What the task requires: Look through the material below and give the number of lines holding "обеспечение", with no other words.

[A block of data]
★ ★ ★ ★ ★ ★ ★

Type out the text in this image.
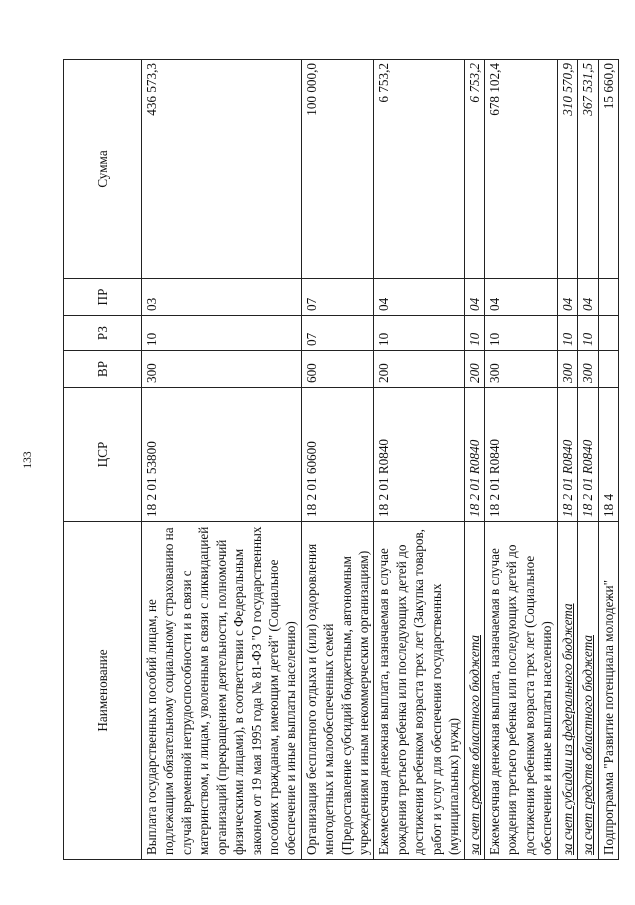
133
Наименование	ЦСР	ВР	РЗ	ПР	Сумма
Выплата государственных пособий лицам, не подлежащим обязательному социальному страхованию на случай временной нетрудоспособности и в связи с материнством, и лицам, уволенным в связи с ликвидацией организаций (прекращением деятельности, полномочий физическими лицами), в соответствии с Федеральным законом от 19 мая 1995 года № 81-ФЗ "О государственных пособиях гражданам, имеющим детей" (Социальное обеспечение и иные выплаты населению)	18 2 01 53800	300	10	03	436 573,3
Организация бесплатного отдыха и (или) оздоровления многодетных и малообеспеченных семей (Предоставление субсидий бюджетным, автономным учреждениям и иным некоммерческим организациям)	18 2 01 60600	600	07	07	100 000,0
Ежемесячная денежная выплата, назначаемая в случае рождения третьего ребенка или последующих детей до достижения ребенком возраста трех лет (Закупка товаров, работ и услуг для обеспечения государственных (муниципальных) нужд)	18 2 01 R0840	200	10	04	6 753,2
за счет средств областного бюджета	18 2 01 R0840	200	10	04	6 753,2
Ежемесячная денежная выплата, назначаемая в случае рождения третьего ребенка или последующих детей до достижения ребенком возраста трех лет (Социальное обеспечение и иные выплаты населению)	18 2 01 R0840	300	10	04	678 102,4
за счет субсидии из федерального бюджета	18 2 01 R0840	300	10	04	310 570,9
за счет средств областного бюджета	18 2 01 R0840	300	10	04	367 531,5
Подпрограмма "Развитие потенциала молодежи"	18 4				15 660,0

★ ★ ★ ★ ★ ★ ★

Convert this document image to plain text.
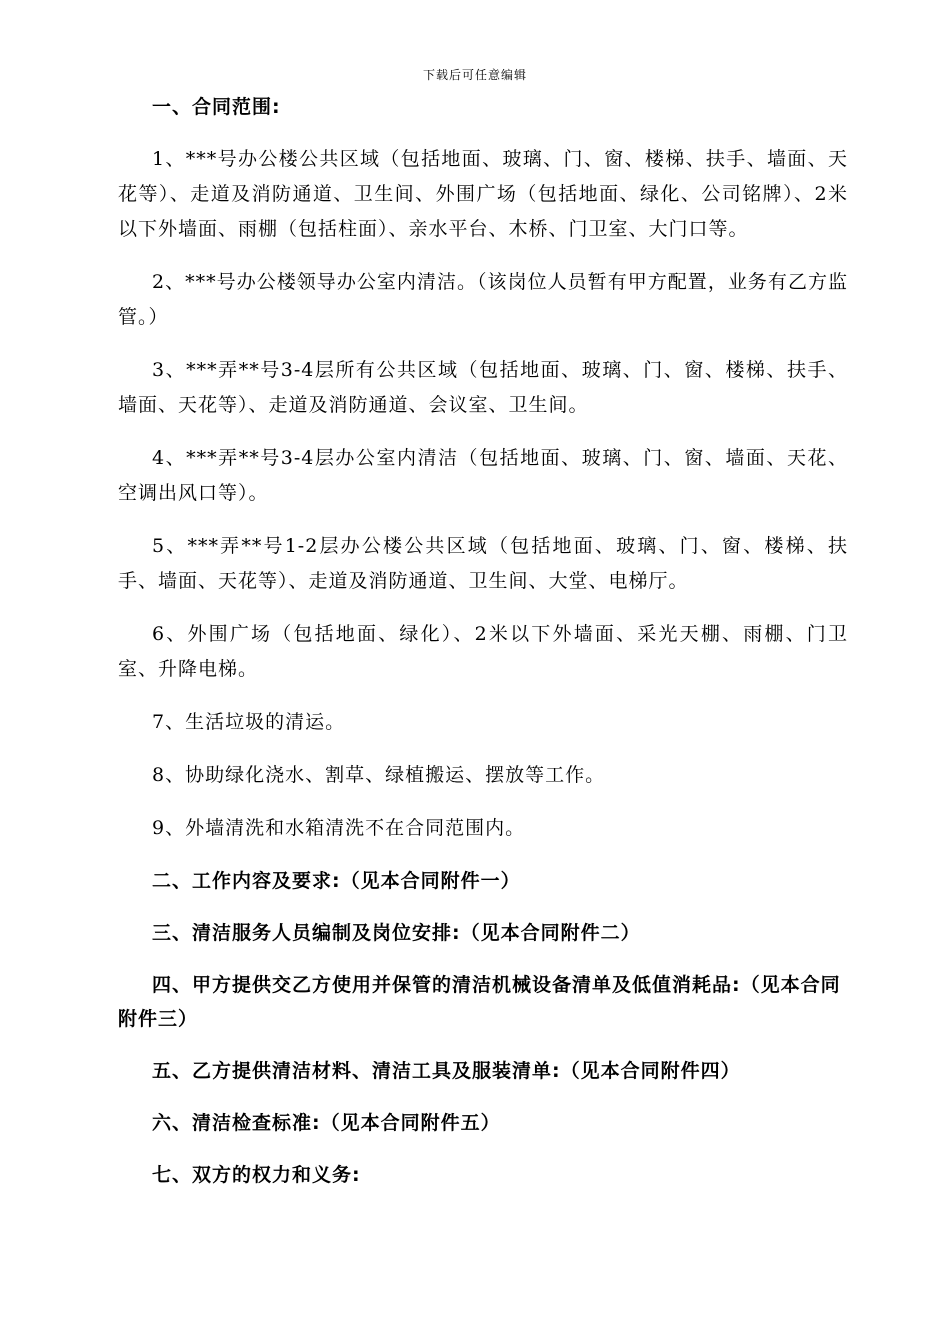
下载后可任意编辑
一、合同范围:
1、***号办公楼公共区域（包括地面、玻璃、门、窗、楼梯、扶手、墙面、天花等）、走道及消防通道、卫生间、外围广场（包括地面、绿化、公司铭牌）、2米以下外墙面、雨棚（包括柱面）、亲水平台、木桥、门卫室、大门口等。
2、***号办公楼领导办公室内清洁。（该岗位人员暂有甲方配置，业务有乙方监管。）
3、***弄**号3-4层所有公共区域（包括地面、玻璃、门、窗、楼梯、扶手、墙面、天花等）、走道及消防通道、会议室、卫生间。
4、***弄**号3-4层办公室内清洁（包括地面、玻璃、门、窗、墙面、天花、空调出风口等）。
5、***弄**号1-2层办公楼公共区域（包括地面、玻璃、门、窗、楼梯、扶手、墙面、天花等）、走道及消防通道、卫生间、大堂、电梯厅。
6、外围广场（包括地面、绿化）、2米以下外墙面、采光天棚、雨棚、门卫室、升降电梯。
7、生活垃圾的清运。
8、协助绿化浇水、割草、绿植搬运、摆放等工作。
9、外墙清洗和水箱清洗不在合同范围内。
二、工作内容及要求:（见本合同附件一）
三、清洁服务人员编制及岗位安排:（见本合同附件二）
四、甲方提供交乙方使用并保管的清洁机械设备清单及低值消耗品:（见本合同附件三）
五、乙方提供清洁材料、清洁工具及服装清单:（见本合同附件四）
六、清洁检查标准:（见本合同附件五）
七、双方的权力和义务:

★ ★ ★ ★ ★ ★ ★

Exercise output: 2